### Instructions for the task
Copy the lines below word for word, leaving out the pictures.

* Start *

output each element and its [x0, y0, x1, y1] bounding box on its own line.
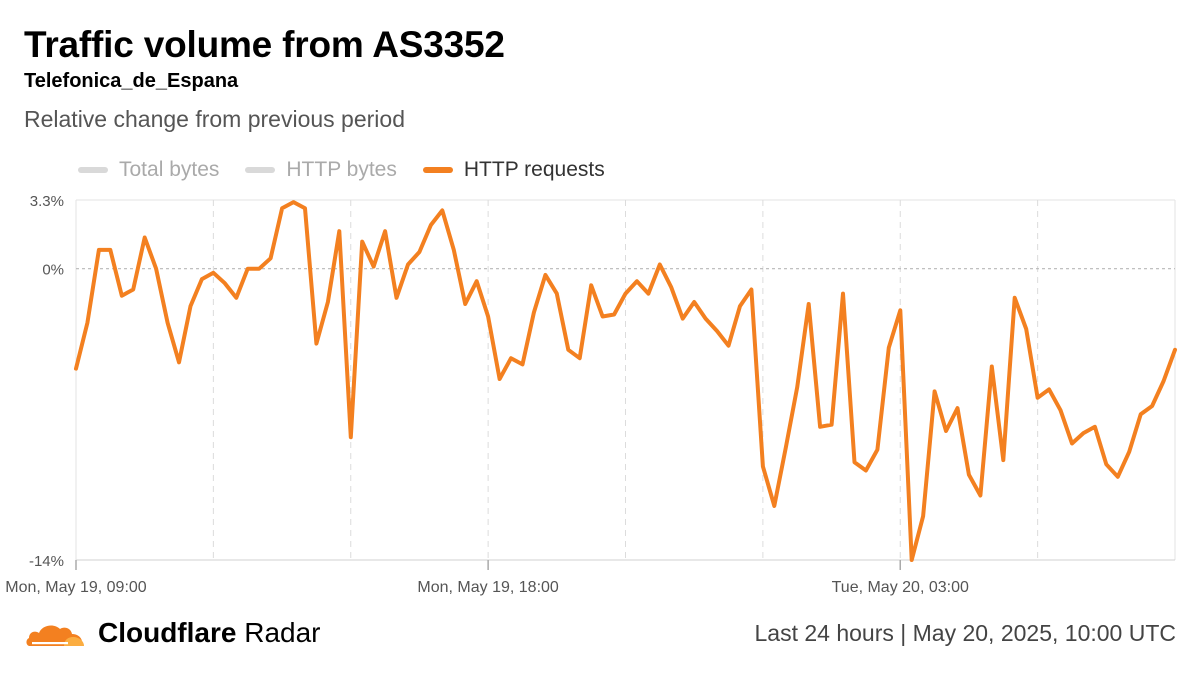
y-tick-label: -14% [29, 553, 64, 570]
x-tick-label: Tue, May 20, 03:00 [832, 579, 969, 596]
x-tick-label: Mon, May 19, 18:00 [417, 579, 559, 596]
legend-label: Total bytes [119, 158, 220, 181]
series-layer [74, 200, 1177, 562]
legend-item-http-bytes[interactable]: HTTP bytes [245, 158, 397, 182]
legend-swatch [422, 167, 453, 173]
chart-subtitle: Telefonica_de_Espana [24, 70, 239, 92]
line-chart: 3.3%0%-14% Mon, May 19, 09:00 Mon, May 19… [5, 193, 1177, 596]
legend-label: HTTP requests [463, 158, 605, 181]
legend-item-http-requests[interactable]: HTTP requests [422, 158, 605, 182]
cloudflare-cloud-icon [26, 625, 84, 646]
y-axis: 3.3% 0% -14% [29, 193, 64, 570]
cloudflare-radar-logo: Cloudflare Radar [24, 616, 321, 650]
footer-separator: | [900, 620, 907, 646]
legend-label: HTTP bytes [286, 158, 397, 181]
legend-swatch [78, 167, 108, 173]
x-tick-label: Mon, May 19, 09:00 [5, 579, 147, 596]
chart-title: Traffic volume from AS3352 [24, 24, 505, 65]
brand-name-bold: Cloudflare [98, 617, 237, 648]
footer-timestamp: Last 24 hours | May 20, 2025, 10:00 UTC [754, 620, 1176, 647]
report-date: May 20, 2025, 10:00 UTC [912, 620, 1176, 646]
chart-grid [75, 199, 1176, 561]
x-axis: Mon, May 19, 09:00 Mon, May 19, 18:00 Tue,… [5, 560, 969, 596]
legend-swatch [245, 167, 276, 173]
time-range: Last 24 hours [754, 620, 894, 646]
brand-name: Cloudflare Radar [98, 617, 321, 649]
chart-description: Relative change from previous period [24, 106, 405, 132]
series-line-http-requests [74, 200, 1177, 562]
y-tick-label: 0% [42, 262, 64, 279]
legend-item-total-bytes[interactable]: Total bytes [78, 158, 219, 182]
legend: Total bytes HTTP bytes HTTP requests [78, 158, 631, 182]
brand-name-light: Radar [236, 617, 321, 648]
y-tick-label: 3.3% [30, 193, 64, 210]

* End *

### Reply to the exercise
output each element and its [x0, y0, x1, y1] bounding box on its own line.
y-tick-label: -14% [29, 553, 64, 570]
x-tick-label: Tue, May 20, 03:00 [832, 579, 969, 596]
x-tick-label: Mon, May 19, 18:00 [417, 579, 559, 596]
legend-label: Total bytes [119, 158, 220, 181]
series-layer [74, 200, 1177, 562]
legend-item-http-bytes[interactable]: HTTP bytes [245, 158, 397, 182]
legend-swatch [422, 167, 453, 173]
chart-subtitle: Telefonica_de_Espana [24, 70, 239, 92]
line-chart: 3.3%0%-14% Mon, May 19, 09:00 Mon, May 19… [5, 193, 1177, 596]
legend-label: HTTP requests [463, 158, 605, 181]
legend-item-http-requests[interactable]: HTTP requests [422, 158, 605, 182]
cloudflare-cloud-icon [26, 625, 84, 646]
y-axis: 3.3% 0% -14% [29, 193, 64, 570]
cloudflare-radar-logo: Cloudflare Radar [24, 616, 321, 650]
footer-separator: | [900, 620, 907, 646]
legend-label: HTTP bytes [286, 158, 397, 181]
legend-swatch [78, 167, 108, 173]
x-tick-label: Mon, May 19, 09:00 [5, 579, 147, 596]
chart-title: Traffic volume from AS3352 [24, 24, 505, 65]
brand-name-bold: Cloudflare [98, 617, 237, 648]
footer-timestamp: Last 24 hours | May 20, 2025, 10:00 UTC [754, 620, 1176, 647]
report-date: May 20, 2025, 10:00 UTC [912, 620, 1176, 646]
chart-grid [75, 199, 1176, 561]
x-axis: Mon, May 19, 09:00 Mon, May 19, 18:00 Tue,… [5, 560, 969, 596]
legend-swatch [245, 167, 276, 173]
time-range: Last 24 hours [754, 620, 894, 646]
brand-name: Cloudflare Radar [98, 617, 321, 649]
chart-description: Relative change from previous period [24, 106, 405, 132]
series-line-http-requests [74, 200, 1177, 562]
y-tick-label: 0% [42, 262, 64, 279]
legend-item-total-bytes[interactable]: Total bytes [78, 158, 219, 182]
legend: Total bytes HTTP bytes HTTP requests [78, 158, 631, 182]
brand-name-light: Radar [236, 617, 321, 648]
y-tick-label: 3.3% [30, 193, 64, 210]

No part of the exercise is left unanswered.